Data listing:
################
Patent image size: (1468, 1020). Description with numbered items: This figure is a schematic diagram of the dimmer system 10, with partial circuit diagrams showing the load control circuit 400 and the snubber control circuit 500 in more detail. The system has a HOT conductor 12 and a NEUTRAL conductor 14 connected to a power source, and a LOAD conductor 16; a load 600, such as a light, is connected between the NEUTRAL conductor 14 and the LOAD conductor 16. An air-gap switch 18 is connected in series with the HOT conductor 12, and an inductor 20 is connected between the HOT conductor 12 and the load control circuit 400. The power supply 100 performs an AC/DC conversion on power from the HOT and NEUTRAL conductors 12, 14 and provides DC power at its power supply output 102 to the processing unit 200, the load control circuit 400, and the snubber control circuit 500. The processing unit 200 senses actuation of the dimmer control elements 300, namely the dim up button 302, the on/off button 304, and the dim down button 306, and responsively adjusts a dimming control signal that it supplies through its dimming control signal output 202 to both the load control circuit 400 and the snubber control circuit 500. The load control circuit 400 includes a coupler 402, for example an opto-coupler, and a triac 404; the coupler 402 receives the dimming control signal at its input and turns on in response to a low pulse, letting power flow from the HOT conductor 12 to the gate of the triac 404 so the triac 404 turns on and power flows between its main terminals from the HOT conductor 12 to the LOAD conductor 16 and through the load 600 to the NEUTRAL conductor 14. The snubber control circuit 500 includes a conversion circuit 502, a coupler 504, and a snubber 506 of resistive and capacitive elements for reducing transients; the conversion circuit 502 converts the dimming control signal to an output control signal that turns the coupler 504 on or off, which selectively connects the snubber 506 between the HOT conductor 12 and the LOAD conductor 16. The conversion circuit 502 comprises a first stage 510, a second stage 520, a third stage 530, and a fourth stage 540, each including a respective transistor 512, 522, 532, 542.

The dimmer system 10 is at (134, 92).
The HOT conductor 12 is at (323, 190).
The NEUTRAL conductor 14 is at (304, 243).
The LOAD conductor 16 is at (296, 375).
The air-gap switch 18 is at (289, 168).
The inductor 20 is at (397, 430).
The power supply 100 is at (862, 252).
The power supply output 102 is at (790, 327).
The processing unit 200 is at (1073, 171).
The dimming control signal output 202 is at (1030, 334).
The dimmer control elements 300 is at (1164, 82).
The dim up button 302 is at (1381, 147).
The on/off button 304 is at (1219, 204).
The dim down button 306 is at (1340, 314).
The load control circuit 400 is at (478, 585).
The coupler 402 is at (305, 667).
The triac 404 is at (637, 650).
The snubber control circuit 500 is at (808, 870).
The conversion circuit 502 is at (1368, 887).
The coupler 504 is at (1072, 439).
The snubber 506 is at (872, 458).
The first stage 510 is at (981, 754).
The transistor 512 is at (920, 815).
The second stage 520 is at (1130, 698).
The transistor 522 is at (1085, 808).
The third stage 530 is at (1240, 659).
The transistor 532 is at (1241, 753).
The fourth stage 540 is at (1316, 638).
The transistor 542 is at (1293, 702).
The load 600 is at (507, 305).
################
**Task**
Reproduce word for word the lines of the material starting at its first line and ending at the line that contains "The NEUTRAL conductor 14 is at (304, 243).", with both of those lines included.

**Written answer**
Patent image size: (1468, 1020). Description with numbered items: This figure is a schematic diagram of the dimmer system 10, with partial circuit diagrams showing the load control circuit 400 and the snubber control circuit 500 in more detail. The system has a HOT conductor 12 and a NEUTRAL conductor 14 connected to a power source, and a LOAD conductor 16; a load 600, such as a light, is connected between the NEUTRAL conductor 14 and the LOAD conductor 16. An air-gap switch 18 is connected in series with the HOT conductor 12, and an inductor 20 is connected between the HOT conductor 12 and the load control circuit 400. The power supply 100 performs an AC/DC conversion on power from the HOT and NEUTRAL conductors 12, 14 and provides DC power at its power supply output 102 to the processing unit 200, the load control circuit 400, and the snubber control circuit 500. The processing unit 200 senses actuation of the dimmer control elements 300, namely the dim up button 302, the on/off button 304, and the dim down button 306, and responsively adjusts a dimming control signal that it supplies through its dimming control signal output 202 to both the load control circuit 400 and the snubber control circuit 500. The load control circuit 400 includes a coupler 402, for example an opto-coupler, and a triac 404; the coupler 402 receives the dimming control signal at its input and turns on in response to a low pulse, letting power flow from the HOT conductor 12 to the gate of the triac 404 so the triac 404 turns on and power flows between its main terminals from the HOT conductor 12 to the LOAD conductor 16 and through the load 600 to the NEUTRAL conductor 14. The snubber control circuit 500 includes a conversion circuit 502, a coupler 504, and a snubber 506 of resistive and capacitive elements for reducing transients; the conversion circuit 502 converts the dimming control signal to an output control signal that turns the coupler 504 on or off, which selectively connects the snubber 506 between the HOT conductor 12 and the LOAD conductor 16. The conversion circuit 502 comprises a first stage 510, a second stage 520, a third stage 530, and a fourth stage 540, each including a respective transistor 512, 522, 532, 542.

The dimmer system 10 is at (134, 92).
The HOT conductor 12 is at (323, 190).
The NEUTRAL conductor 14 is at (304, 243).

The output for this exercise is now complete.